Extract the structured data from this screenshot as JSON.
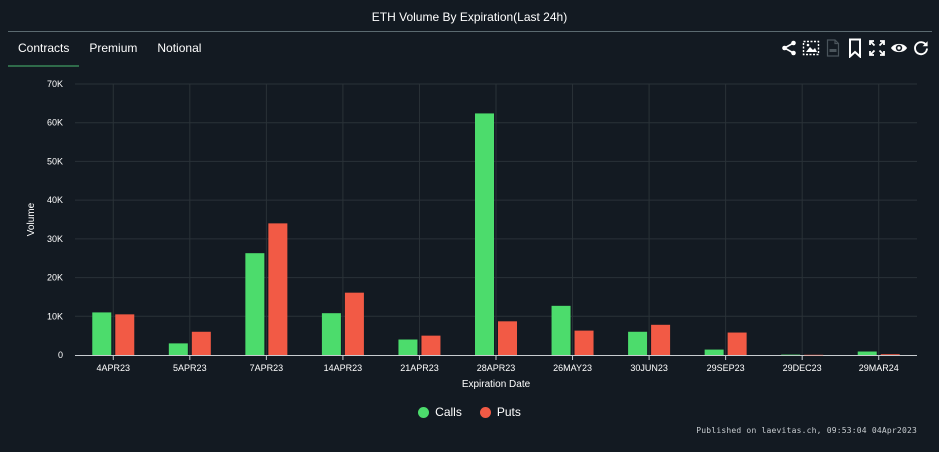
{
  "header": {
    "title": "ETH Volume By Expiration(Last 24h)"
  },
  "tabs": [
    {
      "label": "Contracts",
      "active": true
    },
    {
      "label": "Premium",
      "active": false
    },
    {
      "label": "Notional",
      "active": false
    }
  ],
  "toolbar": {
    "icons": [
      "share-icon",
      "image-export-icon",
      "file-icon",
      "bookmark-icon",
      "fullscreen-icon",
      "eye-icon",
      "refresh-icon"
    ]
  },
  "colors": {
    "calls": "#4cdc6c",
    "puts": "#f25a45",
    "grid": "#2a3238",
    "background": "#131a22"
  },
  "chart_data": {
    "type": "bar",
    "title": "ETH Volume By Expiration(Last 24h)",
    "xlabel": "Expiration Date",
    "ylabel": "Volume",
    "ylim": [
      0,
      70000
    ],
    "yticks": [
      0,
      10000,
      20000,
      30000,
      40000,
      50000,
      60000,
      70000
    ],
    "ytick_labels": [
      "0",
      "10K",
      "20K",
      "30K",
      "40K",
      "50K",
      "60K",
      "70K"
    ],
    "categories": [
      "4APR23",
      "5APR23",
      "7APR23",
      "14APR23",
      "21APR23",
      "28APR23",
      "26MAY23",
      "30JUN23",
      "29SEP23",
      "29DEC23",
      "29MAR24"
    ],
    "series": [
      {
        "name": "Calls",
        "color": "#4cdc6c",
        "values": [
          11000,
          3000,
          26300,
          10800,
          4000,
          62400,
          12700,
          6000,
          1400,
          100,
          900
        ]
      },
      {
        "name": "Puts",
        "color": "#f25a45",
        "values": [
          10500,
          6000,
          34000,
          16100,
          5000,
          8700,
          6300,
          7800,
          5800,
          50,
          200
        ]
      }
    ],
    "grid": true,
    "legend": "bottom-center"
  },
  "footer": {
    "published": "Published on laevitas.ch, 09:53:04 04Apr2023"
  }
}
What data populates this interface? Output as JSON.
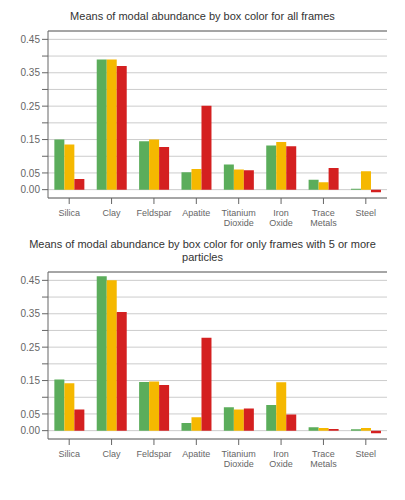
{
  "chart_data": [
    {
      "type": "bar",
      "title": "Means of modal abundance by box color for all frames",
      "categories": [
        "Silica",
        "Clay",
        "Feldspar",
        "Apatite",
        "Titanium\nDioxide",
        "Iron\nOxide",
        "Trace\nMetals",
        "Steel"
      ],
      "series": [
        {
          "color": "#5BAD5B",
          "values": [
            0.15,
            0.39,
            0.145,
            0.052,
            0.075,
            0.132,
            0.03,
            0.003
          ]
        },
        {
          "color": "#F5B800",
          "values": [
            0.135,
            0.39,
            0.15,
            0.062,
            0.06,
            0.143,
            0.022,
            0.055
          ]
        },
        {
          "color": "#D42020",
          "values": [
            0.032,
            0.37,
            0.128,
            0.251,
            0.058,
            0.13,
            0.065,
            -0.008
          ]
        }
      ],
      "ylim": [
        -0.025,
        0.475
      ],
      "yticks": [
        {
          "value": 0.0,
          "label": "0.00"
        },
        {
          "value": 0.05,
          "label": "0.05"
        },
        {
          "value": 0.1,
          "label": null
        },
        {
          "value": 0.15,
          "label": "0.15"
        },
        {
          "value": 0.2,
          "label": null
        },
        {
          "value": 0.25,
          "label": "0.25"
        },
        {
          "value": 0.3,
          "label": null
        },
        {
          "value": 0.35,
          "label": "0.35"
        },
        {
          "value": 0.4,
          "label": null
        },
        {
          "value": 0.45,
          "label": "0.45"
        }
      ],
      "grid": true
    },
    {
      "type": "bar",
      "title": "Means of modal abundance by box color for only frames with 5 or more particles",
      "categories": [
        "Silica",
        "Clay",
        "Feldspar",
        "Apatite",
        "Titanium\nDioxide",
        "Iron\nOxide",
        "Trace\nMetals",
        "Steel"
      ],
      "series": [
        {
          "color": "#5BAD5B",
          "values": [
            0.153,
            0.462,
            0.146,
            0.023,
            0.07,
            0.077,
            0.01,
            0.004
          ]
        },
        {
          "color": "#F5B800",
          "values": [
            0.142,
            0.45,
            0.147,
            0.04,
            0.063,
            0.145,
            0.008,
            0.008
          ]
        },
        {
          "color": "#D42020",
          "values": [
            0.063,
            0.355,
            0.137,
            0.278,
            0.066,
            0.048,
            0.005,
            -0.008
          ]
        }
      ],
      "ylim": [
        -0.025,
        0.475
      ],
      "yticks": [
        {
          "value": 0.0,
          "label": "0.00"
        },
        {
          "value": 0.05,
          "label": "0.05"
        },
        {
          "value": 0.1,
          "label": null
        },
        {
          "value": 0.15,
          "label": "0.15"
        },
        {
          "value": 0.2,
          "label": null
        },
        {
          "value": 0.25,
          "label": "0.25"
        },
        {
          "value": 0.3,
          "label": null
        },
        {
          "value": 0.35,
          "label": "0.35"
        },
        {
          "value": 0.4,
          "label": null
        },
        {
          "value": 0.45,
          "label": "0.45"
        }
      ],
      "grid": true
    }
  ]
}
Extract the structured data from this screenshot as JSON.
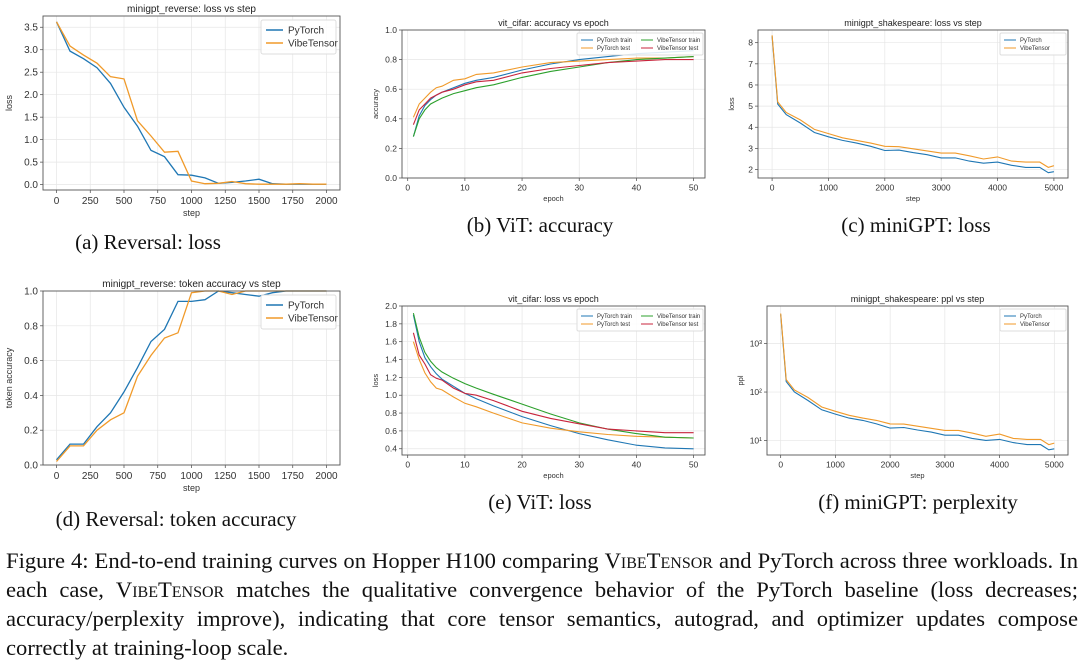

•••

■ TASK BRIEF: Reply with the number of lines in the material above that contain "Volume", and nothing more.

■ FINAL ANSWER: 3